* [To do]
Rewrite the Goodyear passage starting with "These risk managers" and going on through "rainfall on Houston.", changing "key players" to "essential contributors".

[Document passage Boundary: Start]

These risk managers put in gear their passion, creativity and perseverance to become masters of a situation, pushing aside any notion that they are anything other than key players.

Goodyear’s Craig Melnick had only been with the global tire maker a few months when Hurricane Harvey dumped a record amount of rainfall on Houston.

Brilliant communication between Melnick and his new teammates gave him timely and valuable updates on the condition of manufacturing locations. Melnick remained in Akron, mastering the situation by moving inventory out of the storm’s path and making sure remediation crews were lined up ahead of time to give Goodyear its best leg up once the storm passed and the flood waters receded.

Goodyear’s resiliency in the face of the storm gave it credibility when it went to the insurance markets later that year for renewals. And here is where we hear a key phrase, produced by Kevin Garvey, one of Goodyear’s brokers at Aon.

[Document passage Boundary: End]
[Data Boundary: Start]

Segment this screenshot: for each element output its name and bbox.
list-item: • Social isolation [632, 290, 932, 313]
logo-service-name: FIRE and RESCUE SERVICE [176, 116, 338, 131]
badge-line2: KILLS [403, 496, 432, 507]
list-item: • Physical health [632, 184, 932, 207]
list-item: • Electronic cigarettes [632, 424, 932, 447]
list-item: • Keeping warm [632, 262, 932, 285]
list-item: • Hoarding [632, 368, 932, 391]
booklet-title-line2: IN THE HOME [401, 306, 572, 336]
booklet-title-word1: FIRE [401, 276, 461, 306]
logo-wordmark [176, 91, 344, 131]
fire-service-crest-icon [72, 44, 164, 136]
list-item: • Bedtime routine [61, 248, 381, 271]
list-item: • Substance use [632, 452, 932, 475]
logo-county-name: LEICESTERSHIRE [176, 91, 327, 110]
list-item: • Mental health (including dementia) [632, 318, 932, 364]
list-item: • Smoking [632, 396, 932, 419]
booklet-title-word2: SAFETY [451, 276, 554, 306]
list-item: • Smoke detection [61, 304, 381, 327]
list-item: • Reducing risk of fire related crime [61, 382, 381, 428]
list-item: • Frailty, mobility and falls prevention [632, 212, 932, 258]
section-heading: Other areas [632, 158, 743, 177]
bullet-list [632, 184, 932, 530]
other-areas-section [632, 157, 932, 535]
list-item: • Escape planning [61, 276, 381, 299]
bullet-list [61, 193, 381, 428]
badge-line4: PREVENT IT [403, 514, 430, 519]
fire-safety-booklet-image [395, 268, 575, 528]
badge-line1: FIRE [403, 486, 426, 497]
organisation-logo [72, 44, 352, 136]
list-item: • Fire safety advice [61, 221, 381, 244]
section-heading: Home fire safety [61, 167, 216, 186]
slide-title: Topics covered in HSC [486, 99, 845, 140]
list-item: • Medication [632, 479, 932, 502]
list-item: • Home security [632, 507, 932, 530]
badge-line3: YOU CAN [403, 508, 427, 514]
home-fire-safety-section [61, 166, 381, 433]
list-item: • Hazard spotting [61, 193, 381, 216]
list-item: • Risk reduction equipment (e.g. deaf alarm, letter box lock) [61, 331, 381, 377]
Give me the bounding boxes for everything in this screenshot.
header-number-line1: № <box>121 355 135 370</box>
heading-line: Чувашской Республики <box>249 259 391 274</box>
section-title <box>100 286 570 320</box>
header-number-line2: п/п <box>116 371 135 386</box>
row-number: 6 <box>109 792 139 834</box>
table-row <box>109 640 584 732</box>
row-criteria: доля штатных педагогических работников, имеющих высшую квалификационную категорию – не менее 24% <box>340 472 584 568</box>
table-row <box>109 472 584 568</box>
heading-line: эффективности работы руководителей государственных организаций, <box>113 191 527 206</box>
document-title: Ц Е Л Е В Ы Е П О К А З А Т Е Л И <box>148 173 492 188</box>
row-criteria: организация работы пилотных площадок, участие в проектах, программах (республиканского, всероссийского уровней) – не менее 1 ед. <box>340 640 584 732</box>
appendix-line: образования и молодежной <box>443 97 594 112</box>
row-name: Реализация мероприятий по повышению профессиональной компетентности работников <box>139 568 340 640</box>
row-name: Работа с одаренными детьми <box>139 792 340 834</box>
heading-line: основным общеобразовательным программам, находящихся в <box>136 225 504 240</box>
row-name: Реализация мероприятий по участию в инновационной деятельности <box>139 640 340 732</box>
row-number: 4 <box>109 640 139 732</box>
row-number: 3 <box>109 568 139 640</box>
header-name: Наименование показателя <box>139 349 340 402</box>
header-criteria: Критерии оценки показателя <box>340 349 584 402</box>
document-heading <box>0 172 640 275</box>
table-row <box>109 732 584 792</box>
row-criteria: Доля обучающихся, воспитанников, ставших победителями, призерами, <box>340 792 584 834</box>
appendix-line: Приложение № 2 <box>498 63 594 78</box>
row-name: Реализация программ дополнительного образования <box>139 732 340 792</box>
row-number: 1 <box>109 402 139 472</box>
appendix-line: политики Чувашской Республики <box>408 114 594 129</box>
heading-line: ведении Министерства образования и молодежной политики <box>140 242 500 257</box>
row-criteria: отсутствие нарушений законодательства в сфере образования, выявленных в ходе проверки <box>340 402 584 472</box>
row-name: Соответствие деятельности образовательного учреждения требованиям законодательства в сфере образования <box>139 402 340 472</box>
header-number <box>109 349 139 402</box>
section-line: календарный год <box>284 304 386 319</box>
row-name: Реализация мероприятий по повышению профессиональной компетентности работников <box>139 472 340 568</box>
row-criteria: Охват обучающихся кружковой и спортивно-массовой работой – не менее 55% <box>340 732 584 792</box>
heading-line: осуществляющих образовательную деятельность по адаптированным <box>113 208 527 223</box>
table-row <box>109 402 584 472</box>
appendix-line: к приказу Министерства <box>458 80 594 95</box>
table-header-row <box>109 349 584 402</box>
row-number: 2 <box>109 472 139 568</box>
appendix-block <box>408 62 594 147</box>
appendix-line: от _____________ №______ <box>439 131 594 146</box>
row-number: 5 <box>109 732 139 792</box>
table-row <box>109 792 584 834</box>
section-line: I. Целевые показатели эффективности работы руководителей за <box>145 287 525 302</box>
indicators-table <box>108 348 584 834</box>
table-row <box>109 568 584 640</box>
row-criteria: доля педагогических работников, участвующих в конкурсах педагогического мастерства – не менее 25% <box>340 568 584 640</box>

[Data Boundary: End]

* [Response area]
These risk managers put in gear their passion, creativity and perseverance to become masters of a situation, pushing aside any notion that they are anything other than essential contributors.

Goodyear’s Craig Melnick had only been with the global tire maker a few months when Hurricane Harvey dumped a record amount of rainfall on Houston.